== Dataset excerpt ==
______________________________
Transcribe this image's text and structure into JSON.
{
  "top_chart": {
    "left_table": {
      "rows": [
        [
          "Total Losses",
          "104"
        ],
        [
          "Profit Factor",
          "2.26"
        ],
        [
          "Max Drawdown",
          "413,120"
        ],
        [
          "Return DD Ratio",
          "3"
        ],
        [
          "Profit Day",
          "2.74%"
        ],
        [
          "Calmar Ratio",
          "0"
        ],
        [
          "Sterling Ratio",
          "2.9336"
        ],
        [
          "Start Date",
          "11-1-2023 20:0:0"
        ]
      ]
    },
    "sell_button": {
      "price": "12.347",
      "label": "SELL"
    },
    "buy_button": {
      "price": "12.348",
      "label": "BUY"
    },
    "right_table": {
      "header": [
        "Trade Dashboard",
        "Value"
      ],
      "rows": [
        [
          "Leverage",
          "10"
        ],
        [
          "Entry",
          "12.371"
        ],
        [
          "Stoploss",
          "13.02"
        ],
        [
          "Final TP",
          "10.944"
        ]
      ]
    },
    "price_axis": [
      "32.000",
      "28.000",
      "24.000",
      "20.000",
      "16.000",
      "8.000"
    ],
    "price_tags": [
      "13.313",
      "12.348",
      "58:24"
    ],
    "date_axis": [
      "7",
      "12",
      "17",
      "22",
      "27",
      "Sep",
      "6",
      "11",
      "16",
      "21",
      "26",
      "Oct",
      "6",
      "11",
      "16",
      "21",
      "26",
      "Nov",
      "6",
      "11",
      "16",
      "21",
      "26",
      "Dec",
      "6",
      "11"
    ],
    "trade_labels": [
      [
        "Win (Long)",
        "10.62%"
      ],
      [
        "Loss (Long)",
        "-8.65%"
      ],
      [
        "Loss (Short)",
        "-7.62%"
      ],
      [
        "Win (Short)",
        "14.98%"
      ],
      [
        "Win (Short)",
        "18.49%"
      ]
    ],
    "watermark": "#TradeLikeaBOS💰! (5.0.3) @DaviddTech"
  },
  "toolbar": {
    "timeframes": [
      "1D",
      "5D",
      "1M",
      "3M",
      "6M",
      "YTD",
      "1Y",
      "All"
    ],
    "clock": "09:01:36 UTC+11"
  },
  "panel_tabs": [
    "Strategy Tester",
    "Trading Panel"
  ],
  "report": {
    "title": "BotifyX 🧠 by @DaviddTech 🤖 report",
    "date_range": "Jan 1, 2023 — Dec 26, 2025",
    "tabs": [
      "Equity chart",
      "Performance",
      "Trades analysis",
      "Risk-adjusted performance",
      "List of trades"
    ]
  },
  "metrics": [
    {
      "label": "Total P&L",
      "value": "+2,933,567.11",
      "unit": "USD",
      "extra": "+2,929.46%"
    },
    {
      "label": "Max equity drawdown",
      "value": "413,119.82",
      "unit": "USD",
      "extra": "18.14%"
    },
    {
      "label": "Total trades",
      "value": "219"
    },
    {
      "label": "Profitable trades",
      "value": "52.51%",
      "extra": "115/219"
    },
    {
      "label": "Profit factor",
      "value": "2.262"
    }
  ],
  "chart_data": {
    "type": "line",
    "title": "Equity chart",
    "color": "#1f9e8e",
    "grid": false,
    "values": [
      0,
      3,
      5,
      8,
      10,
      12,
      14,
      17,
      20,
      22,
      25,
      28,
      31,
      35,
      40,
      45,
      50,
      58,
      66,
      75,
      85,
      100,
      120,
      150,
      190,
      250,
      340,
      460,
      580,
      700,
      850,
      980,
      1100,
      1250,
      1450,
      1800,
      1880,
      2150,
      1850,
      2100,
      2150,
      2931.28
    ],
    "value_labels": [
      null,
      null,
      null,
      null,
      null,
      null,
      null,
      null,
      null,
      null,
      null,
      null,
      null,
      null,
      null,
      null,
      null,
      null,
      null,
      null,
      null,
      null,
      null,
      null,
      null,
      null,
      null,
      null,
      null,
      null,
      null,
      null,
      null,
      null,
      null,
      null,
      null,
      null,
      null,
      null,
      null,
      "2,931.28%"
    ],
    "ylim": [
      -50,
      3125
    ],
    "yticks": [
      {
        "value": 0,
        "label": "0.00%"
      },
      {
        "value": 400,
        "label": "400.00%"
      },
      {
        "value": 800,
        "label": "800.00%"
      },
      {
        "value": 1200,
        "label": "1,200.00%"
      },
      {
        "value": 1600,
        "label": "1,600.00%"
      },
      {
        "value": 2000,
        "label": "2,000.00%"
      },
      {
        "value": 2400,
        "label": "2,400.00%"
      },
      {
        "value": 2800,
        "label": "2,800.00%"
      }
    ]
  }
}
______________________________
== Given exercise ==
Write every entry out again exactly.

== Expected output ==
Transcribe this image's text and structure into JSON.
{
  "top_chart": {
    "left_table": {
      "rows": [
        [
          "Total Losses",
          "104"
        ],
        [
          "Profit Factor",
          "2.26"
        ],
        [
          "Max Drawdown",
          "413,120"
        ],
        [
          "Return DD Ratio",
          "3"
        ],
        [
          "Profit Day",
          "2.74%"
        ],
        [
          "Calmar Ratio",
          "0"
        ],
        [
          "Sterling Ratio",
          "2.9336"
        ],
        [
          "Start Date",
          "11-1-2023 20:0:0"
        ]
      ]
    },
    "sell_button": {
      "price": "12.347",
      "label": "SELL"
    },
    "buy_button": {
      "price": "12.348",
      "label": "BUY"
    },
    "right_table": {
      "header": [
        "Trade Dashboard",
        "Value"
      ],
      "rows": [
        [
          "Leverage",
          "10"
        ],
        [
          "Entry",
          "12.371"
        ],
        [
          "Stoploss",
          "13.02"
        ],
        [
          "Final TP",
          "10.944"
        ]
      ]
    },
    "price_axis": [
      "32.000",
      "28.000",
      "24.000",
      "20.000",
      "16.000",
      "8.000"
    ],
    "price_tags": [
      "13.313",
      "12.348",
      "58:24"
    ],
    "date_axis": [
      "7",
      "12",
      "17",
      "22",
      "27",
      "Sep",
      "6",
      "11",
      "16",
      "21",
      "26",
      "Oct",
      "6",
      "11",
      "16",
      "21",
      "26",
      "Nov",
      "6",
      "11",
      "16",
      "21",
      "26",
      "Dec",
      "6",
      "11"
    ],
    "trade_labels": [
      [
        "Win (Long)",
        "10.62%"
      ],
      [
        "Loss (Long)",
        "-8.65%"
      ],
      [
        "Loss (Short)",
        "-7.62%"
      ],
      [
        "Win (Short)",
        "14.98%"
      ],
      [
        "Win (Short)",
        "18.49%"
      ]
    ],
    "watermark": "#TradeLikeaBOS💰! (5.0.3) @DaviddTech"
  },
  "toolbar": {
    "timeframes": [
      "1D",
      "5D",
      "1M",
      "3M",
      "6M",
      "YTD",
      "1Y",
      "All"
    ],
    "clock": "09:01:36 UTC+11"
  },
  "panel_tabs": [
    "Strategy Tester",
    "Trading Panel"
  ],
  "report": {
    "title": "BotifyX 🧠 by @DaviddTech 🤖 report",
    "date_range": "Jan 1, 2023 — Dec 26, 2025",
    "tabs": [
      "Equity chart",
      "Performance",
      "Trades analysis",
      "Risk-adjusted performance",
      "List of trades"
    ]
  },
  "metrics": [
    {
      "label": "Total P&L",
      "value": "+2,933,567.11",
      "unit": "USD",
      "extra": "+2,929.46%"
    },
    {
      "label": "Max equity drawdown",
      "value": "413,119.82",
      "unit": "USD",
      "extra": "18.14%"
    },
    {
      "label": "Total trades",
      "value": "219"
    },
    {
      "label": "Profitable trades",
      "value": "52.51%",
      "extra": "115/219"
    },
    {
      "label": "Profit factor",
      "value": "2.262"
    }
  ],
  "chart_data": {
    "type": "line",
    "title": "Equity chart",
    "color": "#1f9e8e",
    "grid": false,
    "values": [
      0,
      3,
      5,
      8,
      10,
      12,
      14,
      17,
      20,
      22,
      25,
      28,
      31,
      35,
      40,
      45,
      50,
      58,
      66,
      75,
      85,
      100,
      120,
      150,
      190,
      250,
      340,
      460,
      580,
      700,
      850,
      980,
      1100,
      1250,
      1450,
      1800,
      1880,
      2150,
      1850,
      2100,
      2150,
      2931.28
    ],
    "value_labels": [
      null,
      null,
      null,
      null,
      null,
      null,
      null,
      null,
      null,
      null,
      null,
      null,
      null,
      null,
      null,
      null,
      null,
      null,
      null,
      null,
      null,
      null,
      null,
      null,
      null,
      null,
      null,
      null,
      null,
      null,
      null,
      null,
      null,
      null,
      null,
      null,
      null,
      null,
      null,
      null,
      null,
      "2,931.28%"
    ],
    "ylim": [
      -50,
      3125
    ],
    "yticks": [
      {
        "value": 0,
        "label": "0.00%"
      },
      {
        "value": 400,
        "label": "400.00%"
      },
      {
        "value": 800,
        "label": "800.00%"
      },
      {
        "value": 1200,
        "label": "1,200.00%"
      },
      {
        "value": 1600,
        "label": "1,600.00%"
      },
      {
        "value": 2000,
        "label": "2,000.00%"
      },
      {
        "value": 2400,
        "label": "2,400.00%"
      },
      {
        "value": 2800,
        "label": "2,800.00%"
      }
    ]
  }
}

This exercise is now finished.